[Objective]
Return every record below exactly as written, omitting any pictures.

Records contained in a dataset
◆ ◆ ◆ ◆ ◆ ◆ ◆
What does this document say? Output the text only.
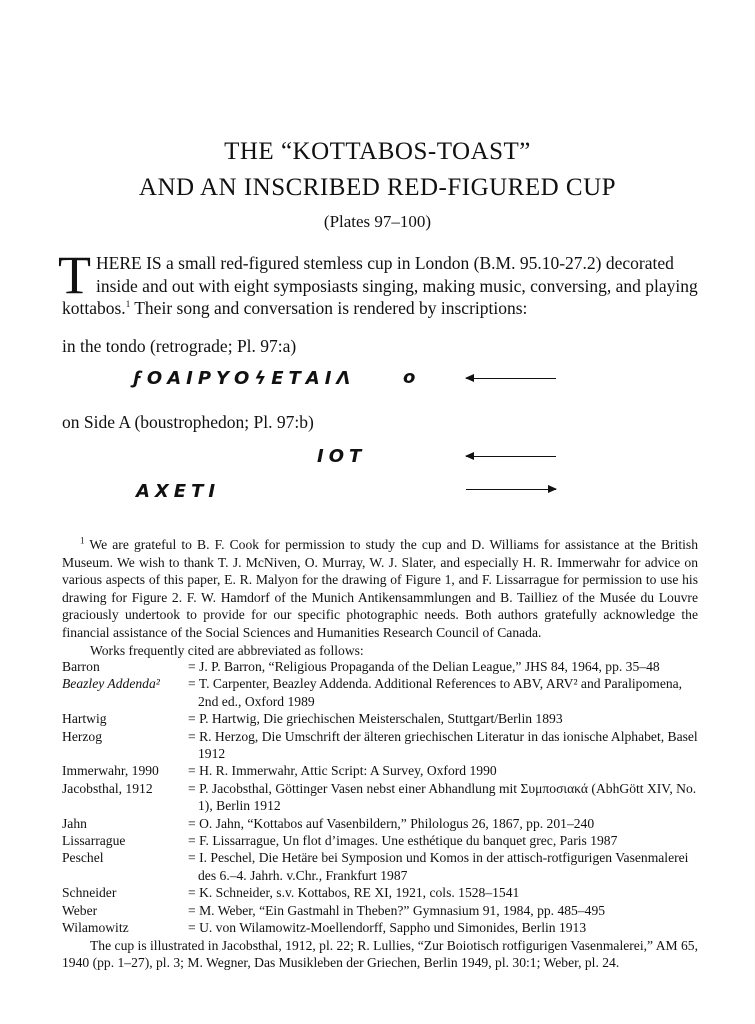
THE “KOTTABOS-TOAST”
AND AN INSCRIBED RED-FIGURED CUP
(Plates 97–100)
T HERE IS a small red-figured stemless cup in London (B.M. 95.10-27.2) decorated
inside and out with eight symposiasts singing, making music, conversing, and playing
kottabos.$^1$ Their song and conversation is rendered by inscriptions:
in the tondo (retrograde; Pl. 97:a)
ϝΟΑΙΡΥΟϟΕΤΑΙΛ	ο
on Side A (boustrophedon; Pl. 97:b)
ΙΟΤ
ΑΧΕΤΙ

$^1$ We are grateful to B. F. Cook for permission to study the cup and D. Williams for assistance at the British Museum. We wish to thank T. J. McNiven, O. Murray, W. J. Slater, and especially H. R. Immerwahr for advice on various aspects of this paper, E. R. Malyon for the drawing of Figure 1, and F. Lissarrague for permission to use his drawing for Figure 2. F. W. Hamdorf of the Munich Antikensammlungen and B. Tailliez of the Musée du Louvre graciously undertook to provide for our specific photographic needs. Both authors gratefully acknowledge the financial assistance of the Social Sciences and Humanities Research Council of Canada.

Works frequently cited are abbreviated as follows:

Barron	= J. P. Barron, “Religious Propaganda of the Delian League,” JHS 84, 1964, pp. 35–48
Beazley Addenda²	= T. Carpenter, Beazley Addenda. Additional References to ABV, ARV² and Paralipomena, 2nd ed., Oxford 1989
Hartwig	= P. Hartwig, Die griechischen Meisterschalen, Stuttgart/Berlin 1893
Herzog	= R. Herzog, Die Umschrift der älteren griechischen Literatur in das ionische Alphabet, Basel 1912
Immerwahr, 1990	= H. R. Immerwahr, Attic Script: A Survey, Oxford 1990
Jacobsthal, 1912	= P. Jacobsthal, Göttinger Vasen nebst einer Abhandlung mit Συμποσιακά (AbhGött XIV, No. 1), Berlin 1912
Jahn	= O. Jahn, “Kottabos auf Vasenbildern,” Philologus 26, 1867, pp. 201–240
Lissarrague	= F. Lissarrague, Un flot d’images. Une esthétique du banquet grec, Paris 1987
Peschel	= I. Peschel, Die Hetäre bei Symposion und Komos in der attisch-rotfigurigen Vasenmalerei des 6.–4. Jahrh. v.Chr., Frankfurt 1987
Schneider	= K. Schneider, s.v. Kottabos, RE XI, 1921, cols. 1528–1541
Weber	= M. Weber, “Ein Gastmahl in Theben?” Gymnasium 91, 1984, pp. 485–495
Wilamowitz	= U. von Wilamowitz-Moellendorff, Sappho und Simonides, Berlin 1913

The cup is illustrated in Jacobsthal, 1912, pl. 22; R. Lullies, “Zur Boiotisch rotfigurigen Vasenmalerei,” AM 65, 1940 (pp. 1–27), pl. 3; M. Wegner, Das Musikleben der Griechen, Berlin 1949, pl. 30:1; Weber, pl. 24.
◆ ◆ ◆ ◆ ◆ ◆ ◆
[Task result]
What does this document say? Output the text only.
THE “KOTTABOS-TOAST”
AND AN INSCRIBED RED-FIGURED CUP
(Plates 97–100)
T HERE IS a small red-figured stemless cup in London (B.M. 95.10-27.2) decorated
inside and out with eight symposiasts singing, making music, conversing, and playing
kottabos.$^1$ Their song and conversation is rendered by inscriptions:
in the tondo (retrograde; Pl. 97:a)
ϝΟΑΙΡΥΟϟΕΤΑΙΛ	ο
on Side A (boustrophedon; Pl. 97:b)
ΙΟΤ
ΑΧΕΤΙ

$^1$ We are grateful to B. F. Cook for permission to study the cup and D. Williams for assistance at the British Museum. We wish to thank T. J. McNiven, O. Murray, W. J. Slater, and especially H. R. Immerwahr for advice on various aspects of this paper, E. R. Malyon for the drawing of Figure 1, and F. Lissarrague for permission to use his drawing for Figure 2. F. W. Hamdorf of the Munich Antikensammlungen and B. Tailliez of the Musée du Louvre graciously undertook to provide for our specific photographic needs. Both authors gratefully acknowledge the financial assistance of the Social Sciences and Humanities Research Council of Canada.

Works frequently cited are abbreviated as follows:

Barron	= J. P. Barron, “Religious Propaganda of the Delian League,” JHS 84, 1964, pp. 35–48
Beazley Addenda²	= T. Carpenter, Beazley Addenda. Additional References to ABV, ARV² and Paralipomena, 2nd ed., Oxford 1989
Hartwig	= P. Hartwig, Die griechischen Meisterschalen, Stuttgart/Berlin 1893
Herzog	= R. Herzog, Die Umschrift der älteren griechischen Literatur in das ionische Alphabet, Basel 1912
Immerwahr, 1990	= H. R. Immerwahr, Attic Script: A Survey, Oxford 1990
Jacobsthal, 1912	= P. Jacobsthal, Göttinger Vasen nebst einer Abhandlung mit Συμποσιακά (AbhGött XIV, No. 1), Berlin 1912
Jahn	= O. Jahn, “Kottabos auf Vasenbildern,” Philologus 26, 1867, pp. 201–240
Lissarrague	= F. Lissarrague, Un flot d’images. Une esthétique du banquet grec, Paris 1987
Peschel	= I. Peschel, Die Hetäre bei Symposion und Komos in der attisch-rotfigurigen Vasenmalerei des 6.–4. Jahrh. v.Chr., Frankfurt 1987
Schneider	= K. Schneider, s.v. Kottabos, RE XI, 1921, cols. 1528–1541
Weber	= M. Weber, “Ein Gastmahl in Theben?” Gymnasium 91, 1984, pp. 485–495
Wilamowitz	= U. von Wilamowitz-Moellendorff, Sappho und Simonides, Berlin 1913

The cup is illustrated in Jacobsthal, 1912, pl. 22; R. Lullies, “Zur Boiotisch rotfigurigen Vasenmalerei,” AM 65, 1940 (pp. 1–27), pl. 3; M. Wegner, Das Musikleben der Griechen, Berlin 1949, pl. 30:1; Weber, pl. 24.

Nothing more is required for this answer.